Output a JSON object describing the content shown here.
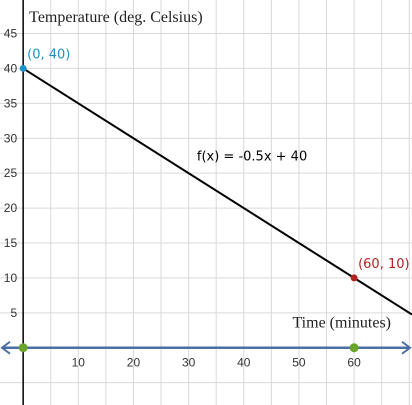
{
  "chart_data": {
    "type": "line",
    "title": "",
    "xlabel": "Time (minutes)",
    "ylabel": "Temperature (deg. Celsius)",
    "xlim": [
      -4.2,
      70.5
    ],
    "ylim": [
      -8.2,
      49.8
    ],
    "x_ticks": [
      10,
      20,
      30,
      40,
      50,
      60
    ],
    "y_ticks": [
      5,
      10,
      15,
      20,
      25,
      30,
      35,
      40,
      45
    ],
    "grid": true,
    "series": [
      {
        "name": "",
        "function": "f(x) = -0.5x + 40",
        "x": [
          0,
          70.5
        ],
        "y": [
          40,
          4.75
        ],
        "color": "#000000"
      }
    ],
    "points": [
      {
        "x": 0,
        "y": 40,
        "label": "(0, 40)",
        "color": "#1e90c8"
      },
      {
        "x": 60,
        "y": 10,
        "label": "(60, 10)",
        "color": "#b22222"
      }
    ],
    "axis_markers": [
      {
        "x": 0,
        "color": "#6aa52a"
      },
      {
        "x": 60,
        "color": "#6aa52a"
      }
    ],
    "function_label": "f(x) = -0.5x + 40"
  },
  "colors": {
    "grid": "#d9d9d9",
    "x_axis": "#4a6fa5",
    "y_axis": "#000000"
  }
}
◇ ◇ ◇ ◇
__Brief__.
Transcribe the complete set of entries verbatim. No pictures belong in the copy.

__Completed exercise__.
Output a JSON object describing the content shown here.
{
  "chart_data": {
    "type": "line",
    "title": "",
    "xlabel": "Time (minutes)",
    "ylabel": "Temperature (deg. Celsius)",
    "xlim": [
      -4.2,
      70.5
    ],
    "ylim": [
      -8.2,
      49.8
    ],
    "x_ticks": [
      10,
      20,
      30,
      40,
      50,
      60
    ],
    "y_ticks": [
      5,
      10,
      15,
      20,
      25,
      30,
      35,
      40,
      45
    ],
    "grid": true,
    "series": [
      {
        "name": "",
        "function": "f(x) = -0.5x + 40",
        "x": [
          0,
          70.5
        ],
        "y": [
          40,
          4.75
        ],
        "color": "#000000"
      }
    ],
    "points": [
      {
        "x": 0,
        "y": 40,
        "label": "(0, 40)",
        "color": "#1e90c8"
      },
      {
        "x": 60,
        "y": 10,
        "label": "(60, 10)",
        "color": "#b22222"
      }
    ],
    "axis_markers": [
      {
        "x": 0,
        "color": "#6aa52a"
      },
      {
        "x": 60,
        "color": "#6aa52a"
      }
    ],
    "function_label": "f(x) = -0.5x + 40"
  },
  "colors": {
    "grid": "#d9d9d9",
    "x_axis": "#4a6fa5",
    "y_axis": "#000000"
  }
}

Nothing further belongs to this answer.